## To be done
1. Please write out the industrial controllers article word for word, everything from "When microprocessors found" down to "(PLC) was born.".
2. In the industrial controllers article, which company created the first Distributed Control System?

## Selected text
Controllers: Heartbeat of Production

This is the first of a two-part series focused onindustrial controller capabilities. Part two will appear in the February 2002 issue of Control Engineering. Much of the controller capability information derives from an online questionnaire controller suppliers were invited to complete. The entire controller capability matrix is located at www.

01/01/2002


KEYWORDS

 

  • Process and advanced control

  • Machine control

  • Controllers

  • Industrial control

  • Discrete control

  • Motion control


This is the first of a two-part series focused onindustrial controller capabilities. Part two will appear in the February 2002 issue of Control Engineering. Much of the controller capability information derives from an online questionnaire controller suppliers were invited to complete. The entire controller capability matrix is located at www.controleng.com .

When microprocessors found their way into industrial controllers, a catchy way to describe this new technology was needed and the term Programmable Logic Controller (PLC) was born.

A few years later, Honeywell placed a bunch of microprocessors inside several industrial controllers and operator terminals, connected everything with a network, creating the first Distributed Control System (DCS). PLC versus DCS debates began almost immediately.

Presentations, roundtables, articles, and analyses for and against PLCs and DCS have been going pretty steadily for more than 30 years. An intriguing thing about these debates is the term PLC identifies a controller while DCS identifies a system that includes a controller along with engineering software, operator interface, and a connecting network. Some people never understood how such debates provided an apples-to-apples (controller-to-controller) comparison, but rationale hasn't always permeated these debates, and besides, any time such a debate was promoted, good attendance was almost guaranteed.



Despite promises of hassle-free and plug-and-play, industrial controller suppliers continue to invest significant resources to ensure multiple fieldbus technologies harmoniously coexist when connected to the same controller.
(Photo courtesy of Emerson Process Management.)

All the while microprocessor technologies, memory, and software allowed industrial controller suppliers to continue introducing ever-increasing controller capability, and around 1995 a new marketing message appeared, 'The PLC and DCS are dead, the future is hybrid systems.'

It's now the 21st century and technology, including microprocessor-based digital industrial controllers, has progressed to where selection should not be made based on an outdated lexicon.



An increasing number of suppliers do or can include
advanced control technologies in digital industrial controller offerings.

## Layout element annotations

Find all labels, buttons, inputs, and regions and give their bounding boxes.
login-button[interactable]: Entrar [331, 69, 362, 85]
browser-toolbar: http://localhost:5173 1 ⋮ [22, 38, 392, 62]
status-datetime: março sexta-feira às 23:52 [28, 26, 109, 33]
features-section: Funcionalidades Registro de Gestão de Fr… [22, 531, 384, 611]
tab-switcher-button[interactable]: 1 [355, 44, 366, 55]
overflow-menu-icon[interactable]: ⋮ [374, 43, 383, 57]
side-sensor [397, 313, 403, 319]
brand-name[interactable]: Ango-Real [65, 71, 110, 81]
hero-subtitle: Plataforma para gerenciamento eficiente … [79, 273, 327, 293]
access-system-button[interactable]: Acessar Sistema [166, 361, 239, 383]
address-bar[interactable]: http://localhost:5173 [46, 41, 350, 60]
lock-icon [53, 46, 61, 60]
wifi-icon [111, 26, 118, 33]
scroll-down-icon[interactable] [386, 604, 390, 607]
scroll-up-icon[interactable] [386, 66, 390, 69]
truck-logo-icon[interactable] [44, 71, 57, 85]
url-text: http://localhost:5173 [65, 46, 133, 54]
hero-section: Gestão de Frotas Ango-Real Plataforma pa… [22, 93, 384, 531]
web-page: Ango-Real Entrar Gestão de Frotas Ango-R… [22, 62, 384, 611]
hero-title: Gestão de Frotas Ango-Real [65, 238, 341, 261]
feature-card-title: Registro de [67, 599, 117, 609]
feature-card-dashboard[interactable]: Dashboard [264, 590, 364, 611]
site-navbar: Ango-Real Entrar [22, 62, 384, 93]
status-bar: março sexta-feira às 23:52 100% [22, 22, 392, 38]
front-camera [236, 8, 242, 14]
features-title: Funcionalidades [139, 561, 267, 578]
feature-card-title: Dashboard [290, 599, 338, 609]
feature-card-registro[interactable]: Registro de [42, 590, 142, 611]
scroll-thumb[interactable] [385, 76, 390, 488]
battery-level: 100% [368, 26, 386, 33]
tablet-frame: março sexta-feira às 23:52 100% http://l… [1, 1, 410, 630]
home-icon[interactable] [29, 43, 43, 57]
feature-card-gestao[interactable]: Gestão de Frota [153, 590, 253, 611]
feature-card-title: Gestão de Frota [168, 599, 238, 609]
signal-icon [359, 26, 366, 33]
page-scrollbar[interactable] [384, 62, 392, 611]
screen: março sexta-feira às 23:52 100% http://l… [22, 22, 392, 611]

## Task responses
1.
When microprocessors found their way into industrial controllers, a catchy way to describe this new technology was needed and the term Programmable Logic Controller (PLC) was born.

2. Honeywell